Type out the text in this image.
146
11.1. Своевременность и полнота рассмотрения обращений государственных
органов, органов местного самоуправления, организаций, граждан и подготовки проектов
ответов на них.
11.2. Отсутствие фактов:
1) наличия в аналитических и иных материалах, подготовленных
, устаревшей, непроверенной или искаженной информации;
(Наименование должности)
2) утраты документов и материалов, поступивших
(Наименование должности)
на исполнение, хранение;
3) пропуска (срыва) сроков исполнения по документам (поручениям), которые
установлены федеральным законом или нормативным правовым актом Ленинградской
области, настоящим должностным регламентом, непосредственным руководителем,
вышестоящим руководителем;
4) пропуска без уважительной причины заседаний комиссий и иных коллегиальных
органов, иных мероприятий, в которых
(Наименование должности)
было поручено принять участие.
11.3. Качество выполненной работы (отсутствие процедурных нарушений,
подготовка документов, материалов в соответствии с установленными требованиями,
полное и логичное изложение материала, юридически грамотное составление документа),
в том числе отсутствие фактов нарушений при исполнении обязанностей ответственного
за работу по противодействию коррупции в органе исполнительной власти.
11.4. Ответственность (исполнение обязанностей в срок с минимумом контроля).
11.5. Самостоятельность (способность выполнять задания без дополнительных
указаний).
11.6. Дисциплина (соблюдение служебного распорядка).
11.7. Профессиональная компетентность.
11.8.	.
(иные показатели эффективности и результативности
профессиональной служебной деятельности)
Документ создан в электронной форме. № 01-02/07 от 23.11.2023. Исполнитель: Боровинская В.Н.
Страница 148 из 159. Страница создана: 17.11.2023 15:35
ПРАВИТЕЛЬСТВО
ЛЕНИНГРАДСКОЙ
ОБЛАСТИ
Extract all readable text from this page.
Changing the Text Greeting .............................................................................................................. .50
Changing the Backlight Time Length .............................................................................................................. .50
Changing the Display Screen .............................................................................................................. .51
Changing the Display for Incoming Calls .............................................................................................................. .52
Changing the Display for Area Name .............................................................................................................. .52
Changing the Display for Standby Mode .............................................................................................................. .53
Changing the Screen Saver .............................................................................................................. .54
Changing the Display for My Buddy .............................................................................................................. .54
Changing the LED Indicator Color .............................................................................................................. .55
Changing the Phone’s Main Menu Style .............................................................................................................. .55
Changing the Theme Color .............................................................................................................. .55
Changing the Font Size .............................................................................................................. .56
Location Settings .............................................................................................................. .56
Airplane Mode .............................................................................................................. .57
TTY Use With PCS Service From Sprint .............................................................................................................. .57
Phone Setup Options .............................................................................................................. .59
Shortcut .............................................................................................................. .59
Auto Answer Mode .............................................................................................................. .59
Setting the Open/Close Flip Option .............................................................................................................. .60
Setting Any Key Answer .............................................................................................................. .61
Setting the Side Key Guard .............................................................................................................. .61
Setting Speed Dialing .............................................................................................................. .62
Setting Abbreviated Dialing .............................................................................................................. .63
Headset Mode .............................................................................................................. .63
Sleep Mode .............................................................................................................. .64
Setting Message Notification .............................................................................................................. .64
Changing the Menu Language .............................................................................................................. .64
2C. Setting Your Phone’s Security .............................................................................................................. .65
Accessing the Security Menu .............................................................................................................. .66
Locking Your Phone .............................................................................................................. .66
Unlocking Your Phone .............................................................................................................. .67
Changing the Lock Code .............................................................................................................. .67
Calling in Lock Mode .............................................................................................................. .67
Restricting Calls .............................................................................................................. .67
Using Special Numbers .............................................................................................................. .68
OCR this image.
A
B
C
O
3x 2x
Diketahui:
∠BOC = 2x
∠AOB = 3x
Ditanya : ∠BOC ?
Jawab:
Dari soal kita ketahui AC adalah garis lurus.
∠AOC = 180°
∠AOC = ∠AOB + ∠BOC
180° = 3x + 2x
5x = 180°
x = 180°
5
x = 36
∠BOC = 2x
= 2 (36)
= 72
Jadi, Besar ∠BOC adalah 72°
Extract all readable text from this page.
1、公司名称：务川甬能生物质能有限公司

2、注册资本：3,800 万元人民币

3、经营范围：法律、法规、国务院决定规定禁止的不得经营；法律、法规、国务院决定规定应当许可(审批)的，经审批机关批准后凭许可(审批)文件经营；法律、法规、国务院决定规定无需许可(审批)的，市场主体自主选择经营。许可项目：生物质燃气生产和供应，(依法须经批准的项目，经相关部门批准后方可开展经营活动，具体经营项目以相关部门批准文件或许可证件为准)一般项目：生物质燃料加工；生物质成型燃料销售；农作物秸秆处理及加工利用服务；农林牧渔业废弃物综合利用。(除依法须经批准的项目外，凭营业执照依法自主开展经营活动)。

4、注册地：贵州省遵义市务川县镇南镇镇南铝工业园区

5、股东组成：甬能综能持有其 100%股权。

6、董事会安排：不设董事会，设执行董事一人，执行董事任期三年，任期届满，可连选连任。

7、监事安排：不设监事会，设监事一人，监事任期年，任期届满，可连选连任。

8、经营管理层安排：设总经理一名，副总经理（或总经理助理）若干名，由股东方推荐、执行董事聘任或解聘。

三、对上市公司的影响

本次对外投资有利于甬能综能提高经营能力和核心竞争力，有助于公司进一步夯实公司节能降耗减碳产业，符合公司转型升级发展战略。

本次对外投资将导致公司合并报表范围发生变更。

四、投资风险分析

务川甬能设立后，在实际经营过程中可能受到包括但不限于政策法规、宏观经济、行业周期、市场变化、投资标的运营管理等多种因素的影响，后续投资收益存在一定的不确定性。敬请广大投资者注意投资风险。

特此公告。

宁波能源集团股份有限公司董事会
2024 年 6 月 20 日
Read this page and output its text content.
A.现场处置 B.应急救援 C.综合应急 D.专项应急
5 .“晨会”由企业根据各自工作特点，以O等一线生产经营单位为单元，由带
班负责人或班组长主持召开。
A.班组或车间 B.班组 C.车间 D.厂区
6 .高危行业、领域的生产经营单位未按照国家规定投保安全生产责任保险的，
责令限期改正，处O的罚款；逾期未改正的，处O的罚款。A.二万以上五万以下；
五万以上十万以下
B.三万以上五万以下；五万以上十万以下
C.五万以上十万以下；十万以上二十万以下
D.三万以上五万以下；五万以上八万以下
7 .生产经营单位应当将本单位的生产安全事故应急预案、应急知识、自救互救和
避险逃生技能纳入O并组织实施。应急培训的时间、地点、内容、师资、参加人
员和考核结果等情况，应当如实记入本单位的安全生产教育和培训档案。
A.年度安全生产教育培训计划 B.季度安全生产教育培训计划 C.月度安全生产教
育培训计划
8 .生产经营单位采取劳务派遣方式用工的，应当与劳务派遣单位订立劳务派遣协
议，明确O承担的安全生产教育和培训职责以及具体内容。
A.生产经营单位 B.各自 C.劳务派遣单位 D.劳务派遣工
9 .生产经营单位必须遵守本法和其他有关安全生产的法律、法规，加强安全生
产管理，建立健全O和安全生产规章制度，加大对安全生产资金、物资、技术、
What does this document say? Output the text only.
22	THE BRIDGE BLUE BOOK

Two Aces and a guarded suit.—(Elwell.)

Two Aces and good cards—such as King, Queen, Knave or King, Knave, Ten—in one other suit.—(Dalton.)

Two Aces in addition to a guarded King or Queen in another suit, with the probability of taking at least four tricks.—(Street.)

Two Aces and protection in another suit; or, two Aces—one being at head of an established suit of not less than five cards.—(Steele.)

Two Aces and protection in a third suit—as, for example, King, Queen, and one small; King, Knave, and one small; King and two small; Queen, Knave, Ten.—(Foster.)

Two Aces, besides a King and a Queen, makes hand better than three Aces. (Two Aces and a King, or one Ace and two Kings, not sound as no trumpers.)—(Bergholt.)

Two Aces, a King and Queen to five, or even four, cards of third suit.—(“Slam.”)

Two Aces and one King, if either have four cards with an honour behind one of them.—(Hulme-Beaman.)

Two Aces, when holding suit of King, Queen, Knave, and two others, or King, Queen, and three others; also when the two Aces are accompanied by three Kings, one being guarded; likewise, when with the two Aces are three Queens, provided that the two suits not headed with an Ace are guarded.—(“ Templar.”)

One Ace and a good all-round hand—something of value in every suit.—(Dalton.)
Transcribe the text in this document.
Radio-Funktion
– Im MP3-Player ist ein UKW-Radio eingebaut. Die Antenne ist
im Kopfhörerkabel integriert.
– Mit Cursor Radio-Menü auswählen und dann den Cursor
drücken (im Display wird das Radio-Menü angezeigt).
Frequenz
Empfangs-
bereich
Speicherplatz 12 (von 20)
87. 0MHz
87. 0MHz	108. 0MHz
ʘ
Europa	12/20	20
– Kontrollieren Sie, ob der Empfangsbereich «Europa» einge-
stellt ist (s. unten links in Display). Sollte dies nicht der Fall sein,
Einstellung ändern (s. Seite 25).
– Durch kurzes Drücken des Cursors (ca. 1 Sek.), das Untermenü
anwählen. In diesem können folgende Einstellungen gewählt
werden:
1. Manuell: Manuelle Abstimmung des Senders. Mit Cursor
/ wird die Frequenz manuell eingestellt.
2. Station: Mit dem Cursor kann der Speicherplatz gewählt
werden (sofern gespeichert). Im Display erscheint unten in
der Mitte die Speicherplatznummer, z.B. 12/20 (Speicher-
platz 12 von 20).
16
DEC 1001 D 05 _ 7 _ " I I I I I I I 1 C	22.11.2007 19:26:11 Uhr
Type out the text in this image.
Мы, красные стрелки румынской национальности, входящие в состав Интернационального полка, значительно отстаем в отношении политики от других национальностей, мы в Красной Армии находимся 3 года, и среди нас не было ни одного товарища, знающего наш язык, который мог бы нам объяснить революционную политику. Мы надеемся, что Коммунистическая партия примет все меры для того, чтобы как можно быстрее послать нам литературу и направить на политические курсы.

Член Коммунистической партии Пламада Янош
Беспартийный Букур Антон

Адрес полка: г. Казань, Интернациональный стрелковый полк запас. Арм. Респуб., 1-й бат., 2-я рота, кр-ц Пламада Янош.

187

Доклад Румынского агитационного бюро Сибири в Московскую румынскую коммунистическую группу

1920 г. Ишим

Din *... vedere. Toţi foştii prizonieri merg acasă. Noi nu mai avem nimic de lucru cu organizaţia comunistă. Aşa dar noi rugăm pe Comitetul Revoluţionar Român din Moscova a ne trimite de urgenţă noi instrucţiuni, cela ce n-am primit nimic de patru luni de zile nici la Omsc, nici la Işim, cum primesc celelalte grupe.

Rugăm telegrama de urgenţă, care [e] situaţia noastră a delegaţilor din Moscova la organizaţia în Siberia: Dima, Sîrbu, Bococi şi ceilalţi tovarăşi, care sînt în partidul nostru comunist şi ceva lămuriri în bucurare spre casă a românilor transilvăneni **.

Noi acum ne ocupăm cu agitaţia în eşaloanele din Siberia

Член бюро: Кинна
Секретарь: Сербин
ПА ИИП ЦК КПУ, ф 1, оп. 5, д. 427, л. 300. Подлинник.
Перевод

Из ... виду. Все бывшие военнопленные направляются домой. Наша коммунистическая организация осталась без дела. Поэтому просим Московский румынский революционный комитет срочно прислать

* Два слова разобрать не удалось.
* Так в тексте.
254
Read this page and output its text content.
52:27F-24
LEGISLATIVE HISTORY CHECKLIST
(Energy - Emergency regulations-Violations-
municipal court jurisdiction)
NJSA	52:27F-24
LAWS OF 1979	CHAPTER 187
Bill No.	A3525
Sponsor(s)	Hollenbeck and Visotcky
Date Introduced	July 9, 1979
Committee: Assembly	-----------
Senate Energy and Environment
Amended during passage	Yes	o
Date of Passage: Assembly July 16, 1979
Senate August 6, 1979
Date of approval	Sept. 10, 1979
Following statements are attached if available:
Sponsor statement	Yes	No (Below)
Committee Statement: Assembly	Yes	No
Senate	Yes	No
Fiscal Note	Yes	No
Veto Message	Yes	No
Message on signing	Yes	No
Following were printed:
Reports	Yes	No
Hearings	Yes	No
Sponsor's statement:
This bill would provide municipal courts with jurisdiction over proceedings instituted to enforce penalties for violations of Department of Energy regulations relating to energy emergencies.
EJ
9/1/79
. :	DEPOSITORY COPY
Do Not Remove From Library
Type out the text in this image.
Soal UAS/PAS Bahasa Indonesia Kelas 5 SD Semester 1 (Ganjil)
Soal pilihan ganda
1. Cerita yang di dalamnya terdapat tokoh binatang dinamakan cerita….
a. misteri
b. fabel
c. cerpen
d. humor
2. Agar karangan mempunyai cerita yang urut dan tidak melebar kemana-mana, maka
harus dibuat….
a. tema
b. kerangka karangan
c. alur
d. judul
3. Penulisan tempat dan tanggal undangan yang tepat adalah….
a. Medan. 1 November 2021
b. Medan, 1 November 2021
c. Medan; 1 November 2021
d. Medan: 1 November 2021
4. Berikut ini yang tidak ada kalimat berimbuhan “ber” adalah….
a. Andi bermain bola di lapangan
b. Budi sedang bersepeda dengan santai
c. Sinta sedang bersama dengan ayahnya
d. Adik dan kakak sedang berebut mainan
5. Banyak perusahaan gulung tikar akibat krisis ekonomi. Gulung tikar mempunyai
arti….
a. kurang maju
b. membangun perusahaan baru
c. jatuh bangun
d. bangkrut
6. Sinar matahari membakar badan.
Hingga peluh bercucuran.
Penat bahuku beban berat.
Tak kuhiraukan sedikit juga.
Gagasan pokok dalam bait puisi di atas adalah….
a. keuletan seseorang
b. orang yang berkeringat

———

▶ Exercise objective
Return every line above in which the string "нарушений" occurs.

▶ Task solution
11.3. Качество выполненной работы (отсутствие процедурных нарушений,
в том числе отсутствие фактов нарушений при исполнении обязанностей ответственного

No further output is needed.